Recorded data:
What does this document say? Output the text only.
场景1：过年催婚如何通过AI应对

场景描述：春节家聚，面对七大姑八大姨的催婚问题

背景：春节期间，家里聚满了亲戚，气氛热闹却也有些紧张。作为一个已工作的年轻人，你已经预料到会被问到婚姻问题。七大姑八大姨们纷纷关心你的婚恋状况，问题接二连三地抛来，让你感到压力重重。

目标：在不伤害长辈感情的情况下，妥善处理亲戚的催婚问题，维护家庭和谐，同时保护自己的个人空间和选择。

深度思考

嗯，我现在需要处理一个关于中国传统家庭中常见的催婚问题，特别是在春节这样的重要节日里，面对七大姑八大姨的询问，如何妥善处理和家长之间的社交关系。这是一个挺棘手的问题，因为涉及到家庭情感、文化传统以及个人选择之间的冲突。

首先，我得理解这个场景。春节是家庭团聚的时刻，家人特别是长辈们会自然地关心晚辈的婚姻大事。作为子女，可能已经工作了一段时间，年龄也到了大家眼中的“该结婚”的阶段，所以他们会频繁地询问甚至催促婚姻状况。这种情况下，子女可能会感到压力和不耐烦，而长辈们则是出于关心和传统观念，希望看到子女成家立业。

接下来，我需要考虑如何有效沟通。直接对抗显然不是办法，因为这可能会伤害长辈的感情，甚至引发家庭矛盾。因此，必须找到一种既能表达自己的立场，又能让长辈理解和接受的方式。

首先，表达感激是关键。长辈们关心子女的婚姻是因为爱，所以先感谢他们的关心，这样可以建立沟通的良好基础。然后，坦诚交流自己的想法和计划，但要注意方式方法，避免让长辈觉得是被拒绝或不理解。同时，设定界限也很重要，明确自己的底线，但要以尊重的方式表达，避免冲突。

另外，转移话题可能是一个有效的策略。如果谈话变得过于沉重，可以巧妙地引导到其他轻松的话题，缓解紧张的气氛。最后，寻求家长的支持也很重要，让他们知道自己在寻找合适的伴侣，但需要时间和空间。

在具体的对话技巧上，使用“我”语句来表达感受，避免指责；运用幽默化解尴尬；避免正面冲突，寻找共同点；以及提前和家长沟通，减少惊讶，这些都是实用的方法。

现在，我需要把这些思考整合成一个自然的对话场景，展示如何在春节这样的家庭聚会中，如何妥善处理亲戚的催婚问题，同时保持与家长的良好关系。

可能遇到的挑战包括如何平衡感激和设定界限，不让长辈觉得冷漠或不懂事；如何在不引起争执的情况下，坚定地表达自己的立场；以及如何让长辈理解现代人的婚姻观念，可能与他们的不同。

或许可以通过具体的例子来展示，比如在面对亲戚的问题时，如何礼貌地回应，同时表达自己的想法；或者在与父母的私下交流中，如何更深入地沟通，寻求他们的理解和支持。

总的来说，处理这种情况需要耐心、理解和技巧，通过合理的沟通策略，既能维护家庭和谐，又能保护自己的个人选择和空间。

**Task instructions:** Each entry must be reproduced verbatim.

**Completed exercise:**
What does this document say? Output the text only.
场景1：过年催婚如何通过AI应对

场景描述：春节家聚，面对七大姑八大姨的催婚问题

背景：春节期间，家里聚满了亲戚，气氛热闹却也有些紧张。作为一个已工作的年轻人，你已经预料到会被问到婚姻问题。七大姑八大姨们纷纷关心你的婚恋状况，问题接二连三地抛来，让你感到压力重重。

目标：在不伤害长辈感情的情况下，妥善处理亲戚的催婚问题，维护家庭和谐，同时保护自己的个人空间和选择。

深度思考

嗯，我现在需要处理一个关于中国传统家庭中常见的催婚问题，特别是在春节这样的重要节日里，面对七大姑八大姨的询问，如何妥善处理和家长之间的社交关系。这是一个挺棘手的问题，因为涉及到家庭情感、文化传统以及个人选择之间的冲突。

首先，我得理解这个场景。春节是家庭团聚的时刻，家人特别是长辈们会自然地关心晚辈的婚姻大事。作为子女，可能已经工作了一段时间，年龄也到了大家眼中的“该结婚”的阶段，所以他们会频繁地询问甚至催促婚姻状况。这种情况下，子女可能会感到压力和不耐烦，而长辈们则是出于关心和传统观念，希望看到子女成家立业。

接下来，我需要考虑如何有效沟通。直接对抗显然不是办法，因为这可能会伤害长辈的感情，甚至引发家庭矛盾。因此，必须找到一种既能表达自己的立场，又能让长辈理解和接受的方式。

首先，表达感激是关键。长辈们关心子女的婚姻是因为爱，所以先感谢他们的关心，这样可以建立沟通的良好基础。然后，坦诚交流自己的想法和计划，但要注意方式方法，避免让长辈觉得是被拒绝或不理解。同时，设定界限也很重要，明确自己的底线，但要以尊重的方式表达，避免冲突。

另外，转移话题可能是一个有效的策略。如果谈话变得过于沉重，可以巧妙地引导到其他轻松的话题，缓解紧张的气氛。最后，寻求家长的支持也很重要，让他们知道自己在寻找合适的伴侣，但需要时间和空间。

在具体的对话技巧上，使用“我”语句来表达感受，避免指责；运用幽默化解尴尬；避免正面冲突，寻找共同点；以及提前和家长沟通，减少惊讶，这些都是实用的方法。

现在，我需要把这些思考整合成一个自然的对话场景，展示如何在春节这样的家庭聚会中，如何妥善处理亲戚的催婚问题，同时保持与家长的良好关系。

可能遇到的挑战包括如何平衡感激和设定界限，不让长辈觉得冷漠或不懂事；如何在不引起争执的情况下，坚定地表达自己的立场；以及如何让长辈理解现代人的婚姻观念，可能与他们的不同。

或许可以通过具体的例子来展示，比如在面对亲戚的问题时，如何礼貌地回应，同时表达自己的想法；或者在与父母的私下交流中，如何更深入地沟通，寻求他们的理解和支持。

总的来说，处理这种情况需要耐心、理解和技巧，通过合理的沟通策略，既能维护家庭和谐，又能保护自己的个人选择和空间。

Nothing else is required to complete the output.